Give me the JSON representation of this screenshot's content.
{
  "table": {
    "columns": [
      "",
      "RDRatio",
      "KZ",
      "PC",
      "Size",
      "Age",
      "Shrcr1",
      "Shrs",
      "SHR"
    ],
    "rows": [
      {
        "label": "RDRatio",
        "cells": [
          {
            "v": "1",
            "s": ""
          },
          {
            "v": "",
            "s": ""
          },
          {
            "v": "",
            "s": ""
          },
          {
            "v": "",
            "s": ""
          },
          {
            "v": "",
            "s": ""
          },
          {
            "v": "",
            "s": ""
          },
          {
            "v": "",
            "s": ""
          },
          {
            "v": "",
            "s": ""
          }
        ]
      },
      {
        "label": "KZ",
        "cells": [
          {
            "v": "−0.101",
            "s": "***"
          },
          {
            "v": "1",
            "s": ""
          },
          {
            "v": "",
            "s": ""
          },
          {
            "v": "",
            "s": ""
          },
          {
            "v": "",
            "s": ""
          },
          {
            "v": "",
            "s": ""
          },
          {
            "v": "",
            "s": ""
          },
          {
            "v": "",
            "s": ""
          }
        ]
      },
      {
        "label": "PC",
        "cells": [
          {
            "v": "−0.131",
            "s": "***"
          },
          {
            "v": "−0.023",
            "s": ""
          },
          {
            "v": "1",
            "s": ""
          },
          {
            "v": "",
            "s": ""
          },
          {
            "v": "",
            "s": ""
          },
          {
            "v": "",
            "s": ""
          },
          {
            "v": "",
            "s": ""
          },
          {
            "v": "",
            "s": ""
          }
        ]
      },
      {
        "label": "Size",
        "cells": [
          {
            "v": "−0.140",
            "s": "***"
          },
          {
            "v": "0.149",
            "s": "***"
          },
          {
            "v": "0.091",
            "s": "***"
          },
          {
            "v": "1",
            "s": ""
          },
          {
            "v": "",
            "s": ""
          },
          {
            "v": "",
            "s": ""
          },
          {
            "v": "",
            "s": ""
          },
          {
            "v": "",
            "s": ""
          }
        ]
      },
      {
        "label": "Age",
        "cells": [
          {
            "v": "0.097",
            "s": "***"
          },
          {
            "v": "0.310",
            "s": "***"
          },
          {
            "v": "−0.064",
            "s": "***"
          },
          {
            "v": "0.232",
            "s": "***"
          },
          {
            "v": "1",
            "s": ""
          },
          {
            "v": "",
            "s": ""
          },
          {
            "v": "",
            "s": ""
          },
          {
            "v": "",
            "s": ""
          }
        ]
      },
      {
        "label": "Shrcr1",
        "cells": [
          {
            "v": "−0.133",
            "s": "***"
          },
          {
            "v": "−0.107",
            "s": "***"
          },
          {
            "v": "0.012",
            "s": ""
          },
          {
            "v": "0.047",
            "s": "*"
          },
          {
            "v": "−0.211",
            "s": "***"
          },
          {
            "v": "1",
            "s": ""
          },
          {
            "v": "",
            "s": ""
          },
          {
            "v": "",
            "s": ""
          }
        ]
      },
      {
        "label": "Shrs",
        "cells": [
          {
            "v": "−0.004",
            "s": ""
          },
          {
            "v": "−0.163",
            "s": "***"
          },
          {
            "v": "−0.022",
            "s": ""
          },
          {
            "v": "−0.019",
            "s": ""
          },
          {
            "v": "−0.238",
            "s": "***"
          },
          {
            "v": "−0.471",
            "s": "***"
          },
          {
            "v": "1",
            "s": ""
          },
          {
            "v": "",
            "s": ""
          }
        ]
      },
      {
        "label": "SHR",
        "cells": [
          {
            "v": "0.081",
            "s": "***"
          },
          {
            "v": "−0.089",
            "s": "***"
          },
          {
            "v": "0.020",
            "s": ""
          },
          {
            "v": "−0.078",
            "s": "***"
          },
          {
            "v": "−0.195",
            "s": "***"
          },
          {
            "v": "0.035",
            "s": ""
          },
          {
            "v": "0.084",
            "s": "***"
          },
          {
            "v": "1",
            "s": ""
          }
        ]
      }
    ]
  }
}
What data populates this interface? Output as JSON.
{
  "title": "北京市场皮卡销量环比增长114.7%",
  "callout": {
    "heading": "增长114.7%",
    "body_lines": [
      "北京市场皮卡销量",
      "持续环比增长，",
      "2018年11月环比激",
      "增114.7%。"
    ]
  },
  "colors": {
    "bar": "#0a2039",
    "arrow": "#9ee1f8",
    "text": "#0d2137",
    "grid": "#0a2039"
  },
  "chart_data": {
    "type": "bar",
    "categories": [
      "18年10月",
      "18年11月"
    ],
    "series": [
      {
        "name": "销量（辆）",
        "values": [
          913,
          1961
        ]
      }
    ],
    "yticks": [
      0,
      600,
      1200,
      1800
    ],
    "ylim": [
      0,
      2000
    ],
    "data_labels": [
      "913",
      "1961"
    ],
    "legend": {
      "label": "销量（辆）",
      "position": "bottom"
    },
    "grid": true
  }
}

— Exercise brief —
Only the lines from the one containing "What data populates" through the end of the material should be reproduced, exactly, with both ends included.

— Final result —
What data populates this interface? Output as JSON.
{
  "title": "北京市场皮卡销量环比增长114.7%",
  "callout": {
    "heading": "增长114.7%",
    "body_lines": [
      "北京市场皮卡销量",
      "持续环比增长，",
      "2018年11月环比激",
      "增114.7%。"
    ]
  },
  "colors": {
    "bar": "#0a2039",
    "arrow": "#9ee1f8",
    "text": "#0d2137",
    "grid": "#0a2039"
  },
  "chart_data": {
    "type": "bar",
    "categories": [
      "18年10月",
      "18年11月"
    ],
    "series": [
      {
        "name": "销量（辆）",
        "values": [
          913,
          1961
        ]
      }
    ],
    "yticks": [
      0,
      600,
      1200,
      1800
    ],
    "ylim": [
      0,
      2000
    ],
    "data_labels": [
      "913",
      "1961"
    ],
    "legend": {
      "label": "销量（辆）",
      "position": "bottom"
    },
    "grid": true
  }
}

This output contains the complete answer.